**Your task:**
Identify the lines holding "Cash" and copy them.

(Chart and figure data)
--- BEGIN ---
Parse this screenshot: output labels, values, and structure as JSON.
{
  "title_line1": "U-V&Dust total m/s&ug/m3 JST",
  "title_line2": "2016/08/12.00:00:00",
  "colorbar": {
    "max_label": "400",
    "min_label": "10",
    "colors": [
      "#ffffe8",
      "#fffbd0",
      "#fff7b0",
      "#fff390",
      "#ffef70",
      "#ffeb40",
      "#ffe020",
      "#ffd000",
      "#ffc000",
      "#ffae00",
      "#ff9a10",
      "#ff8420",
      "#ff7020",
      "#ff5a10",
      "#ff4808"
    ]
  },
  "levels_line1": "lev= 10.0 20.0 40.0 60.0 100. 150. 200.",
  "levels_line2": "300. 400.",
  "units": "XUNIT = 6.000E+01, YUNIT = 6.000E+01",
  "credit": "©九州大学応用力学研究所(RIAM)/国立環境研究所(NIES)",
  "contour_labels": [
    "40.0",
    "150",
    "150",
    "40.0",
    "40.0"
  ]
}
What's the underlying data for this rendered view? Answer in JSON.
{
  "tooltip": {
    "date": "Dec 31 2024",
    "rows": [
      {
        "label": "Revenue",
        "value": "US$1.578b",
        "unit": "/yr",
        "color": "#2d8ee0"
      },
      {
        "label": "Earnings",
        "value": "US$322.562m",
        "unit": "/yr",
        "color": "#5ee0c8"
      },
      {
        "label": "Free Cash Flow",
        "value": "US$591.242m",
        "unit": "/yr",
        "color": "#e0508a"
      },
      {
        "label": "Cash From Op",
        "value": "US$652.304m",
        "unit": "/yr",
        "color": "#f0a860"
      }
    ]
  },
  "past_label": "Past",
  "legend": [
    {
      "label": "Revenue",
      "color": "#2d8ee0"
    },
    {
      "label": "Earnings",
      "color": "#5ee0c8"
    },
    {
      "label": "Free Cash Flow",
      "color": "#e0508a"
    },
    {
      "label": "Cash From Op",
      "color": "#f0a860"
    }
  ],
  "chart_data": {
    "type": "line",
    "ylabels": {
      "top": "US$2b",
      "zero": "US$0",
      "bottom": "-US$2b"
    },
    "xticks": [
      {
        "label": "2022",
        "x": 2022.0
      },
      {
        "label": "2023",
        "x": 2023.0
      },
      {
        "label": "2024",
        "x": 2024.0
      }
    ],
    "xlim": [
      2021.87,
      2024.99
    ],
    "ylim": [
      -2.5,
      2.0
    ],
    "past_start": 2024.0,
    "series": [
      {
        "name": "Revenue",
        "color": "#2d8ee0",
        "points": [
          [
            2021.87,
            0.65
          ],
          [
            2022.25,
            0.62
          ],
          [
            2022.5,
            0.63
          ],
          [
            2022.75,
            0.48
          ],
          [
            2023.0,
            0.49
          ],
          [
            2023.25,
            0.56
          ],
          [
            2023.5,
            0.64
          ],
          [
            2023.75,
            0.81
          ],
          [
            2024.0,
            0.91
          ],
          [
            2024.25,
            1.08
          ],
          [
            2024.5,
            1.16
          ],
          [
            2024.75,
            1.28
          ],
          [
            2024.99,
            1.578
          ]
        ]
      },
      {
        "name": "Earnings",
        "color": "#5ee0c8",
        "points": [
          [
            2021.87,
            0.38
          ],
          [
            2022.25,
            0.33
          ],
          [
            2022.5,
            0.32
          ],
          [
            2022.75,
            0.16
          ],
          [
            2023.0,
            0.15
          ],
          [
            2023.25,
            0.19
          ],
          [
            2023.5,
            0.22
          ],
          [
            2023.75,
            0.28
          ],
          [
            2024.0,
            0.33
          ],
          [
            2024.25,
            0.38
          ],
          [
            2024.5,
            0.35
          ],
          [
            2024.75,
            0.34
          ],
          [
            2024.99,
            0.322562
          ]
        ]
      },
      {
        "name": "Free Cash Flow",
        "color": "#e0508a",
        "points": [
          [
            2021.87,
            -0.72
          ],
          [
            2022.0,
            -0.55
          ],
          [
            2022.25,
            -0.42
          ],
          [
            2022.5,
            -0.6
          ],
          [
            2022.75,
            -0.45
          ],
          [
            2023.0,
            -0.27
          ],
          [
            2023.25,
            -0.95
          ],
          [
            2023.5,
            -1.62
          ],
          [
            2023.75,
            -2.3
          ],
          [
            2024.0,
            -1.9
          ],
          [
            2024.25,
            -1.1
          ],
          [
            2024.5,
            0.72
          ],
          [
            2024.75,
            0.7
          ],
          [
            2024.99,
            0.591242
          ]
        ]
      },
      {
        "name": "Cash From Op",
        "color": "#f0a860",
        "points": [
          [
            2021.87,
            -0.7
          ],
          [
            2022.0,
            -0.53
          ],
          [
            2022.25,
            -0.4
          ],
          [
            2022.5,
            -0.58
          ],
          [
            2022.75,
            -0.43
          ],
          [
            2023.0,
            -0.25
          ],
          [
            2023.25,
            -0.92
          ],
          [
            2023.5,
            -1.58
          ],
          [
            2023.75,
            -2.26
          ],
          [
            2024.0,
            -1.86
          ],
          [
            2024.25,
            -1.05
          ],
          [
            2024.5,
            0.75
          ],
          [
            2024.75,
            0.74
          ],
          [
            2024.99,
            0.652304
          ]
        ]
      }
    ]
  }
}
--- END ---
**Right answer:**
        "label": "Free Cash Flow",
        "label": "Cash From Op",
      "label": "Free Cash Flow",
      "label": "Cash From Op",
        "name": "Free Cash Flow",
        "name": "Cash From Op",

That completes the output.